Copy all lines in which the word "revise" can be found.

Records for this task:
▼

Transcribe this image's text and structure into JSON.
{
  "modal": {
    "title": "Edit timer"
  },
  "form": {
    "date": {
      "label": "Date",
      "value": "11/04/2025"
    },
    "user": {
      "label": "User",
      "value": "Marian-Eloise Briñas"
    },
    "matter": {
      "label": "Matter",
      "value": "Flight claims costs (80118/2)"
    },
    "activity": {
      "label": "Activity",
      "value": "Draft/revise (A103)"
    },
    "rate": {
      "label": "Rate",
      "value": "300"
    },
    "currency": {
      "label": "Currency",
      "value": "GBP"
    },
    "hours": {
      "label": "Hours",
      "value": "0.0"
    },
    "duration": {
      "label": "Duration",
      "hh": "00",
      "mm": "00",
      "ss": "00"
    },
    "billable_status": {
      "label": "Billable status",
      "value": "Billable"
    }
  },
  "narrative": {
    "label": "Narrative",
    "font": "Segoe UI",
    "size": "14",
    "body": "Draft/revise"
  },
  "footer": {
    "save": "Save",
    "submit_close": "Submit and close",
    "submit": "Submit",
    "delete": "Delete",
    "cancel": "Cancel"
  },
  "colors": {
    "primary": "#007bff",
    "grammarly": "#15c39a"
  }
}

▲

Exercise solution:
      "value": "Draft/revise (A103)"
    "body": "Draft/revise"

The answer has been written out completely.